— Start of Working data —

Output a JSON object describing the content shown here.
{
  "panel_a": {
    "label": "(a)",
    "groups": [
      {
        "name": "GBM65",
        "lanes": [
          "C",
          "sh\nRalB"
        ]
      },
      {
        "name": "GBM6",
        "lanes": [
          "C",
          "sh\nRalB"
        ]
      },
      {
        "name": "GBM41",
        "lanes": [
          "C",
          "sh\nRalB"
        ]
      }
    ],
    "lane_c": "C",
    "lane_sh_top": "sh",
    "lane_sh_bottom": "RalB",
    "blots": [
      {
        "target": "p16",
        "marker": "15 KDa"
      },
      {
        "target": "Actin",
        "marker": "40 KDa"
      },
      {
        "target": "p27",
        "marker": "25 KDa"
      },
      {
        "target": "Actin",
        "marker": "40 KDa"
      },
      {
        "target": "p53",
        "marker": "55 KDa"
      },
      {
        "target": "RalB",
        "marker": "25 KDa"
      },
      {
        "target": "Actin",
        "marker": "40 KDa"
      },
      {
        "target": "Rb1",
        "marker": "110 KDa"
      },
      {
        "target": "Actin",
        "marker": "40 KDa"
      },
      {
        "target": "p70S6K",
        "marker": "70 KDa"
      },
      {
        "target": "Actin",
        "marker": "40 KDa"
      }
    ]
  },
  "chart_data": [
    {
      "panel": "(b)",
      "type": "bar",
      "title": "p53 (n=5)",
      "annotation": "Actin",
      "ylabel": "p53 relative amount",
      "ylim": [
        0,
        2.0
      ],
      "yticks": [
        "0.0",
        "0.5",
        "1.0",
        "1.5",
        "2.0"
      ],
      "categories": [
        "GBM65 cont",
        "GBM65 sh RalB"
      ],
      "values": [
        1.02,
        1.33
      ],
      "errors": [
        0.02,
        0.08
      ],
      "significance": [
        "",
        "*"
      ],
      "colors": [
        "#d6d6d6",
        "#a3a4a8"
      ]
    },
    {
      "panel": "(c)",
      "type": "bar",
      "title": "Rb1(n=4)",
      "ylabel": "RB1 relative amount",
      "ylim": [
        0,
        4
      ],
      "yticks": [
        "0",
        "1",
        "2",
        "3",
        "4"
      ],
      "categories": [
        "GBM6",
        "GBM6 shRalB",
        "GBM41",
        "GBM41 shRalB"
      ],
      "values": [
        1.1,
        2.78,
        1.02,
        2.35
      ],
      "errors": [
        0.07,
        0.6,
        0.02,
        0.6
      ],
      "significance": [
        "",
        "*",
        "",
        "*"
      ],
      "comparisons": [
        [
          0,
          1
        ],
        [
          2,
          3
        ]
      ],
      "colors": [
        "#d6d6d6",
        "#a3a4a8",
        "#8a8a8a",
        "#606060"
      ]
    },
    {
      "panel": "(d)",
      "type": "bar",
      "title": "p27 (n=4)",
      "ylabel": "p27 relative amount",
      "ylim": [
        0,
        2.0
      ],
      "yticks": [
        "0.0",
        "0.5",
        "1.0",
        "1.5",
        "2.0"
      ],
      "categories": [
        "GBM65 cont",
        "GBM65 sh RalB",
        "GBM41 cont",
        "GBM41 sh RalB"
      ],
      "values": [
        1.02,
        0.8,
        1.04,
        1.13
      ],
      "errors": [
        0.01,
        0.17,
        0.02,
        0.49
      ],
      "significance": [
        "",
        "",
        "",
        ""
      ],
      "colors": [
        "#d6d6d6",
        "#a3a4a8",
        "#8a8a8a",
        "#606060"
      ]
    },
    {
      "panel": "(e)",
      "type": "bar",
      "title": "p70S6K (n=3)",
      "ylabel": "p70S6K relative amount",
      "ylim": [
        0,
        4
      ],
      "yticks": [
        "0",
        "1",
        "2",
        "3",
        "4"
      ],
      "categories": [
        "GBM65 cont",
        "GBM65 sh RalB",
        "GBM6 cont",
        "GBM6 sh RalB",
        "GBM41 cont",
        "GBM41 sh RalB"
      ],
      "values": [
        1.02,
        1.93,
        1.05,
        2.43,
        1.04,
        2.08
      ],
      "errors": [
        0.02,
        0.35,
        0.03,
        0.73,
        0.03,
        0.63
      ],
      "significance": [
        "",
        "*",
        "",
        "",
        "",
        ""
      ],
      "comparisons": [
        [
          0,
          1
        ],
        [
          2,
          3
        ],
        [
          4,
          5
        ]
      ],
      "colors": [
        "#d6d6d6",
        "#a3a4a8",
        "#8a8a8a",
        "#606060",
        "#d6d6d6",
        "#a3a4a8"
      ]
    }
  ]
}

— End of Working data —

Retype the listing exactly, in full.

# Problem solution
Output a JSON object describing the content shown here.
{
  "panel_a": {
    "label": "(a)",
    "groups": [
      {
        "name": "GBM65",
        "lanes": [
          "C",
          "sh\nRalB"
        ]
      },
      {
        "name": "GBM6",
        "lanes": [
          "C",
          "sh\nRalB"
        ]
      },
      {
        "name": "GBM41",
        "lanes": [
          "C",
          "sh\nRalB"
        ]
      }
    ],
    "lane_c": "C",
    "lane_sh_top": "sh",
    "lane_sh_bottom": "RalB",
    "blots": [
      {
        "target": "p16",
        "marker": "15 KDa"
      },
      {
        "target": "Actin",
        "marker": "40 KDa"
      },
      {
        "target": "p27",
        "marker": "25 KDa"
      },
      {
        "target": "Actin",
        "marker": "40 KDa"
      },
      {
        "target": "p53",
        "marker": "55 KDa"
      },
      {
        "target": "RalB",
        "marker": "25 KDa"
      },
      {
        "target": "Actin",
        "marker": "40 KDa"
      },
      {
        "target": "Rb1",
        "marker": "110 KDa"
      },
      {
        "target": "Actin",
        "marker": "40 KDa"
      },
      {
        "target": "p70S6K",
        "marker": "70 KDa"
      },
      {
        "target": "Actin",
        "marker": "40 KDa"
      }
    ]
  },
  "chart_data": [
    {
      "panel": "(b)",
      "type": "bar",
      "title": "p53 (n=5)",
      "annotation": "Actin",
      "ylabel": "p53 relative amount",
      "ylim": [
        0,
        2.0
      ],
      "yticks": [
        "0.0",
        "0.5",
        "1.0",
        "1.5",
        "2.0"
      ],
      "categories": [
        "GBM65 cont",
        "GBM65 sh RalB"
      ],
      "values": [
        1.02,
        1.33
      ],
      "errors": [
        0.02,
        0.08
      ],
      "significance": [
        "",
        "*"
      ],
      "colors": [
        "#d6d6d6",
        "#a3a4a8"
      ]
    },
    {
      "panel": "(c)",
      "type": "bar",
      "title": "Rb1(n=4)",
      "ylabel": "RB1 relative amount",
      "ylim": [
        0,
        4
      ],
      "yticks": [
        "0",
        "1",
        "2",
        "3",
        "4"
      ],
      "categories": [
        "GBM6",
        "GBM6 shRalB",
        "GBM41",
        "GBM41 shRalB"
      ],
      "values": [
        1.1,
        2.78,
        1.02,
        2.35
      ],
      "errors": [
        0.07,
        0.6,
        0.02,
        0.6
      ],
      "significance": [
        "",
        "*",
        "",
        "*"
      ],
      "comparisons": [
        [
          0,
          1
        ],
        [
          2,
          3
        ]
      ],
      "colors": [
        "#d6d6d6",
        "#a3a4a8",
        "#8a8a8a",
        "#606060"
      ]
    },
    {
      "panel": "(d)",
      "type": "bar",
      "title": "p27 (n=4)",
      "ylabel": "p27 relative amount",
      "ylim": [
        0,
        2.0
      ],
      "yticks": [
        "0.0",
        "0.5",
        "1.0",
        "1.5",
        "2.0"
      ],
      "categories": [
        "GBM65 cont",
        "GBM65 sh RalB",
        "GBM41 cont",
        "GBM41 sh RalB"
      ],
      "values": [
        1.02,
        0.8,
        1.04,
        1.13
      ],
      "errors": [
        0.01,
        0.17,
        0.02,
        0.49
      ],
      "significance": [
        "",
        "",
        "",
        ""
      ],
      "colors": [
        "#d6d6d6",
        "#a3a4a8",
        "#8a8a8a",
        "#606060"
      ]
    },
    {
      "panel": "(e)",
      "type": "bar",
      "title": "p70S6K (n=3)",
      "ylabel": "p70S6K relative amount",
      "ylim": [
        0,
        4
      ],
      "yticks": [
        "0",
        "1",
        "2",
        "3",
        "4"
      ],
      "categories": [
        "GBM65 cont",
        "GBM65 sh RalB",
        "GBM6 cont",
        "GBM6 sh RalB",
        "GBM41 cont",
        "GBM41 sh RalB"
      ],
      "values": [
        1.02,
        1.93,
        1.05,
        2.43,
        1.04,
        2.08
      ],
      "errors": [
        0.02,
        0.35,
        0.03,
        0.73,
        0.03,
        0.63
      ],
      "significance": [
        "",
        "*",
        "",
        "",
        "",
        ""
      ],
      "comparisons": [
        [
          0,
          1
        ],
        [
          2,
          3
        ],
        [
          4,
          5
        ]
      ],
      "colors": [
        "#d6d6d6",
        "#a3a4a8",
        "#8a8a8a",
        "#606060",
        "#d6d6d6",
        "#a3a4a8"
      ]
    }
  ]
}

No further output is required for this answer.